Items listed in a dataset
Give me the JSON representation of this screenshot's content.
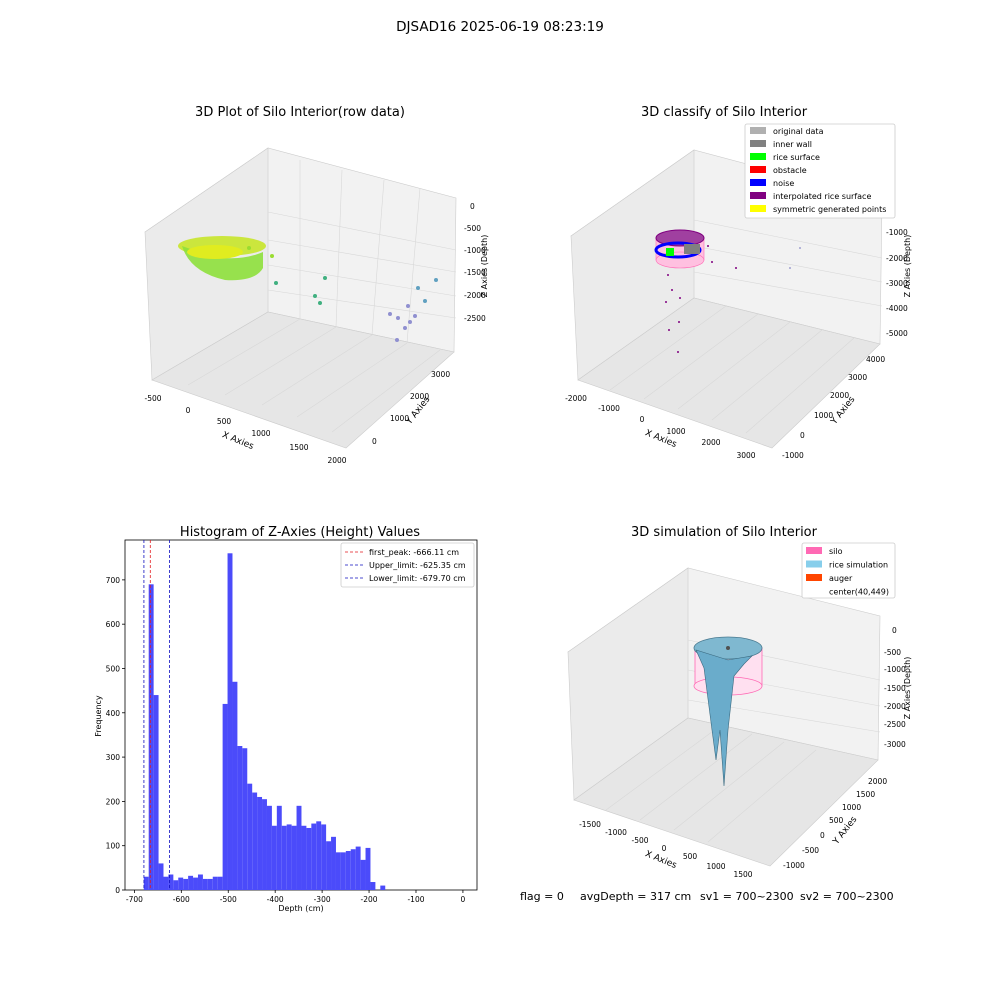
{
  "suptitle": "DJSAD16 2025-06-19 08:23:19",
  "footer": {
    "flag": "flag = 0",
    "avg_depth": "avgDepth = 317 cm",
    "sv1": "sv1 = 700~2300",
    "sv2": "sv2 = 700~2300"
  },
  "colors": {
    "hist_bar": "#4b4bfa",
    "first_peak": "#e31a1c",
    "limits": "#1010c0",
    "silo": "#ff69b4",
    "rice_sim": "#87ceeb",
    "auger": "#ff4500",
    "rice_surface": "#00ff00",
    "obstacle": "#ff0000",
    "noise": "#0000ff",
    "interp": "#800080",
    "symmetric": "#ffff00",
    "inner_wall": "#808080",
    "original": "#b0b0b0"
  },
  "panel1": {
    "title": "3D Plot of Silo Interior(row data)",
    "xlabel": "X Axies",
    "ylabel": "Y Axies",
    "zlabel": "Z Axies (Depth)",
    "xticks": [
      "-500",
      "0",
      "500",
      "1000",
      "1500",
      "2000"
    ],
    "yticks": [
      "0",
      "1000",
      "2000",
      "3000"
    ],
    "zticks": [
      "0",
      "-500",
      "-1000",
      "-1500",
      "-2000",
      "-2500"
    ]
  },
  "panel2": {
    "title": "3D classify of Silo Interior",
    "xlabel": "X Axies",
    "ylabel": "Y Axies",
    "zlabel": "Z Axies (Depth)",
    "xticks": [
      "-2000",
      "-1000",
      "0",
      "1000",
      "2000",
      "3000"
    ],
    "yticks": [
      "-1000",
      "0",
      "1000",
      "2000",
      "3000",
      "4000"
    ],
    "zticks": [
      "-1000",
      "-2000",
      "-3000",
      "-4000",
      "-5000"
    ],
    "legend": [
      {
        "label": "original data",
        "color": "#b0b0b0"
      },
      {
        "label": "inner wall",
        "color": "#808080"
      },
      {
        "label": "rice surface",
        "color": "#00ff00"
      },
      {
        "label": "obstacle",
        "color": "#ff0000"
      },
      {
        "label": "noise",
        "color": "#0000ff"
      },
      {
        "label": "interpolated rice surface",
        "color": "#800080"
      },
      {
        "label": "symmetric generated points",
        "color": "#ffff00"
      }
    ]
  },
  "panel4": {
    "title": "3D simulation of Silo Interior",
    "xlabel": "X Axies",
    "ylabel": "Y Axies",
    "zlabel": "Z Axies (Depth)",
    "xticks": [
      "-1500",
      "-1000",
      "-500",
      "0",
      "500",
      "1000",
      "1500"
    ],
    "yticks": [
      "-1000",
      "-500",
      "0",
      "500",
      "1000",
      "1500",
      "2000"
    ],
    "zticks": [
      "0",
      "-500",
      "-1000",
      "-1500",
      "-2000",
      "-2500",
      "-3000"
    ],
    "legend": [
      {
        "label": "silo",
        "color": "#ff69b4"
      },
      {
        "label": "rice simulation",
        "color": "#87ceeb"
      },
      {
        "label": "auger",
        "color": "#ff4500"
      },
      {
        "label": "center(40,449)",
        "color": ""
      }
    ]
  },
  "chart_data": {
    "type": "bar",
    "title": "Histogram of Z-Axies (Height) Values",
    "xlabel": "Depth (cm)",
    "ylabel": "Frequency",
    "xlim": [
      -720,
      30
    ],
    "ylim": [
      0,
      790
    ],
    "xticks": [
      -700,
      -600,
      -500,
      -400,
      -300,
      -200,
      -100,
      0
    ],
    "yticks": [
      0,
      100,
      200,
      300,
      400,
      500,
      600,
      700
    ],
    "bin_start": -680,
    "bin_width": 10.5,
    "values": [
      30,
      690,
      440,
      60,
      30,
      35,
      22,
      28,
      25,
      32,
      28,
      35,
      25,
      25,
      30,
      30,
      420,
      760,
      470,
      325,
      320,
      240,
      220,
      210,
      205,
      190,
      145,
      190,
      145,
      148,
      145,
      190,
      145,
      140,
      150,
      155,
      148,
      110,
      120,
      85,
      85,
      88,
      92,
      98,
      68,
      95,
      18,
      0,
      10
    ],
    "vlines": [
      {
        "name": "first_peak: -666.11 cm",
        "x": -666.11,
        "color": "#e31a1c"
      },
      {
        "name": "Upper_limit: -625.35 cm",
        "x": -625.35,
        "color": "#1010c0"
      },
      {
        "name": "Lower_limit: -679.70 cm",
        "x": -679.7,
        "color": "#1010c0"
      }
    ],
    "legend_position": "top-right",
    "grid": false
  }
}
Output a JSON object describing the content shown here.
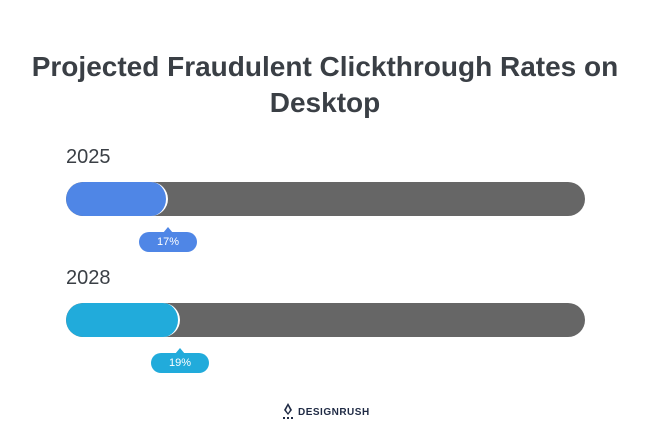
{
  "chart_data": {
    "type": "bar",
    "title": "Projected Fraudulent Clickthrough Rates on Desktop",
    "categories": [
      "2025",
      "2028"
    ],
    "values": [
      17,
      19
    ],
    "value_labels": [
      "17%",
      "19%"
    ],
    "unit": "%",
    "xlim": [
      0,
      100
    ],
    "orientation": "horizontal",
    "colors": [
      "#4f86e6",
      "#21abdb"
    ],
    "track_color": "#666666"
  },
  "brand": {
    "name": "DESIGNRUSH",
    "icon": "designrush-logo-icon"
  }
}
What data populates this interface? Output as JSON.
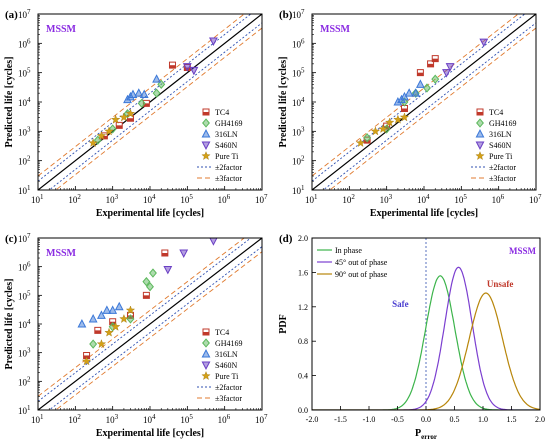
{
  "colors": {
    "TC4": "#c0392b",
    "GH4169": "#5cb85c",
    "316LN": "#3b78d8",
    "S460N": "#6a3fc4",
    "Pure Ti": "#d4a017",
    "factor2": "#3050b0",
    "factor3": "#e07b30",
    "mssm": "#8a2be2",
    "in_phase": "#3cb44b",
    "out45": "#7b3fd0",
    "out90": "#b8860b",
    "safe": "#4b3fd0",
    "unsafe": "#c0392b"
  },
  "chart_data": [
    {
      "type": "scatter",
      "panel_label": "(a)",
      "model_label": "MSSM",
      "xlabel": "Experimental life [cycles]",
      "ylabel": "Predicted life [cycles]",
      "scale": "log",
      "xlim": [
        10,
        10000000
      ],
      "ylim": [
        10,
        10000000
      ],
      "x_tick_labels": [
        "10¹",
        "10²",
        "10³",
        "10⁴",
        "10⁵",
        "10⁶",
        "10⁷"
      ],
      "y_tick_labels": [
        "10¹",
        "10²",
        "10³",
        "10⁴",
        "10⁵",
        "10⁶",
        "10⁷"
      ],
      "legend": [
        "TC4",
        "GH4169",
        "316LN",
        "S460N",
        "Pure Ti",
        "±2factor",
        "±3factor"
      ],
      "legend_position": "lower-right",
      "series": [
        {
          "name": "TC4",
          "marker": "square",
          "points": [
            [
              600,
              700
            ],
            [
              1500,
              1600
            ],
            [
              3000,
              2800
            ],
            [
              8000,
              9000
            ],
            [
              40000,
              180000
            ],
            [
              100000,
              150000
            ]
          ]
        },
        {
          "name": "GH4169",
          "marker": "diamond",
          "points": [
            [
              400,
              500
            ],
            [
              1000,
              1200
            ],
            [
              2500,
              4000
            ],
            [
              6000,
              9000
            ],
            [
              15000,
              20000
            ],
            [
              20000,
              40000
            ]
          ]
        },
        {
          "name": "316LN",
          "marker": "triangle-up",
          "points": [
            [
              2500,
              12000
            ],
            [
              3000,
              15000
            ],
            [
              3500,
              18000
            ],
            [
              5000,
              20000
            ],
            [
              7000,
              18000
            ],
            [
              15000,
              60000
            ]
          ]
        },
        {
          "name": "S460N",
          "marker": "triangle-down",
          "points": [
            [
              150000,
              120000
            ],
            [
              500000,
              1200000
            ],
            [
              100000,
              160000
            ]
          ]
        },
        {
          "name": "Pure Ti",
          "marker": "star",
          "points": [
            [
              300,
              400
            ],
            [
              500,
              700
            ],
            [
              800,
              1000
            ],
            [
              1200,
              2500
            ],
            [
              2000,
              3000
            ],
            [
              3000,
              4000
            ]
          ]
        }
      ]
    },
    {
      "type": "scatter",
      "panel_label": "(b)",
      "model_label": "MSSM",
      "xlabel": "Experimental life [cycles]",
      "ylabel": "Predicted life [cycles]",
      "scale": "log",
      "xlim": [
        10,
        10000000
      ],
      "ylim": [
        10,
        10000000
      ],
      "x_tick_labels": [
        "10¹",
        "10²",
        "10³",
        "10⁴",
        "10⁵",
        "10⁶",
        "10⁷"
      ],
      "y_tick_labels": [
        "10¹",
        "10²",
        "10³",
        "10⁴",
        "10⁵",
        "10⁶",
        "10⁷"
      ],
      "legend": [
        "TC4",
        "GH4169",
        "316LN",
        "S460N",
        "Pure Ti",
        "±2factor",
        "±3factor"
      ],
      "legend_position": "lower-right",
      "series": [
        {
          "name": "TC4",
          "marker": "square",
          "points": [
            [
              300,
              500
            ],
            [
              1000,
              1500
            ],
            [
              3000,
              6000
            ],
            [
              8000,
              100000
            ],
            [
              15000,
              200000
            ],
            [
              20000,
              300000
            ]
          ]
        },
        {
          "name": "GH4169",
          "marker": "diamond",
          "points": [
            [
              300,
              600
            ],
            [
              1000,
              1200
            ],
            [
              3000,
              10000
            ],
            [
              6000,
              20000
            ],
            [
              12000,
              30000
            ],
            [
              20000,
              60000
            ]
          ]
        },
        {
          "name": "316LN",
          "marker": "triangle-up",
          "points": [
            [
              2000,
              10000
            ],
            [
              2500,
              12000
            ],
            [
              3000,
              15000
            ],
            [
              4000,
              20000
            ],
            [
              6000,
              20000
            ],
            [
              8000,
              40000
            ]
          ]
        },
        {
          "name": "S460N",
          "marker": "triangle-down",
          "points": [
            [
              40000,
              100000
            ],
            [
              50000,
              160000
            ],
            [
              400000,
              1100000
            ]
          ]
        },
        {
          "name": "Pure Ti",
          "marker": "star",
          "points": [
            [
              200,
              400
            ],
            [
              500,
              1000
            ],
            [
              800,
              1200
            ],
            [
              1200,
              2000
            ],
            [
              2000,
              2500
            ],
            [
              3000,
              3000
            ]
          ]
        }
      ]
    },
    {
      "type": "scatter",
      "panel_label": "(c)",
      "model_label": "MSSM",
      "xlabel": "Experimental life [cycles]",
      "ylabel": "Predicted life [cycles]",
      "scale": "log",
      "xlim": [
        10,
        10000000
      ],
      "ylim": [
        10,
        10000000
      ],
      "x_tick_labels": [
        "10¹",
        "10²",
        "10³",
        "10⁴",
        "10⁵",
        "10⁶",
        "10⁷"
      ],
      "y_tick_labels": [
        "10¹",
        "10²",
        "10³",
        "10⁴",
        "10⁵",
        "10⁶",
        "10⁷"
      ],
      "legend": [
        "TC4",
        "GH4169",
        "316LN",
        "S460N",
        "Pure Ti",
        "±2factor",
        "±3factor"
      ],
      "legend_position": "lower-right",
      "series": [
        {
          "name": "TC4",
          "marker": "square",
          "points": [
            [
              200,
              800
            ],
            [
              400,
              6000
            ],
            [
              1000,
              12000
            ],
            [
              3000,
              20000
            ],
            [
              8000,
              100000
            ],
            [
              25000,
              3000000
            ]
          ]
        },
        {
          "name": "GH4169",
          "marker": "diamond",
          "points": [
            [
              300,
              2000
            ],
            [
              1000,
              8000
            ],
            [
              3000,
              15000
            ],
            [
              8000,
              300000
            ],
            [
              10000,
              200000
            ],
            [
              12000,
              600000
            ]
          ]
        },
        {
          "name": "316LN",
          "marker": "triangle-up",
          "points": [
            [
              150,
              10000
            ],
            [
              300,
              15000
            ],
            [
              500,
              20000
            ],
            [
              700,
              30000
            ],
            [
              1000,
              30000
            ],
            [
              1500,
              40000
            ]
          ]
        },
        {
          "name": "S460N",
          "marker": "triangle-down",
          "points": [
            [
              30000,
              800000
            ],
            [
              80000,
              3000000
            ],
            [
              500000,
              8000000
            ]
          ]
        },
        {
          "name": "Pure Ti",
          "marker": "star",
          "points": [
            [
              200,
              500
            ],
            [
              500,
              2000
            ],
            [
              800,
              5000
            ],
            [
              1200,
              8000
            ],
            [
              2000,
              15000
            ],
            [
              3000,
              30000
            ]
          ]
        }
      ]
    },
    {
      "type": "line",
      "panel_label": "(d)",
      "model_label": "MSSM",
      "xlabel": "Perror",
      "ylabel": "PDF",
      "xlim": [
        -2.0,
        2.0
      ],
      "ylim": [
        0.0,
        2.0
      ],
      "x_tick_labels": [
        "-2.0",
        "-1.5",
        "-1.0",
        "-0.5",
        "0.0",
        "0.5",
        "1.0",
        "1.5",
        "2.0"
      ],
      "y_tick_labels": [
        "0.0",
        "0.4",
        "0.8",
        "1.2",
        "1.6",
        "2.0"
      ],
      "annotations": {
        "safe": "Safe",
        "unsafe": "Unsafe"
      },
      "legend_position": "top-left",
      "series": [
        {
          "name": "In phase",
          "mean": 0.25,
          "peak": 1.56
        },
        {
          "name": "45° out of phase",
          "mean": 0.57,
          "peak": 1.66
        },
        {
          "name": "90° out of phase",
          "mean": 1.05,
          "peak": 1.36
        }
      ]
    }
  ]
}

**YOUR GOAL**
Check each line of the records for the word "simulation" and extract those that contain it.

**EXERCISE ANSWER**
    "title": "3D simulation of Silo Interior",
        "label": "rice simulation",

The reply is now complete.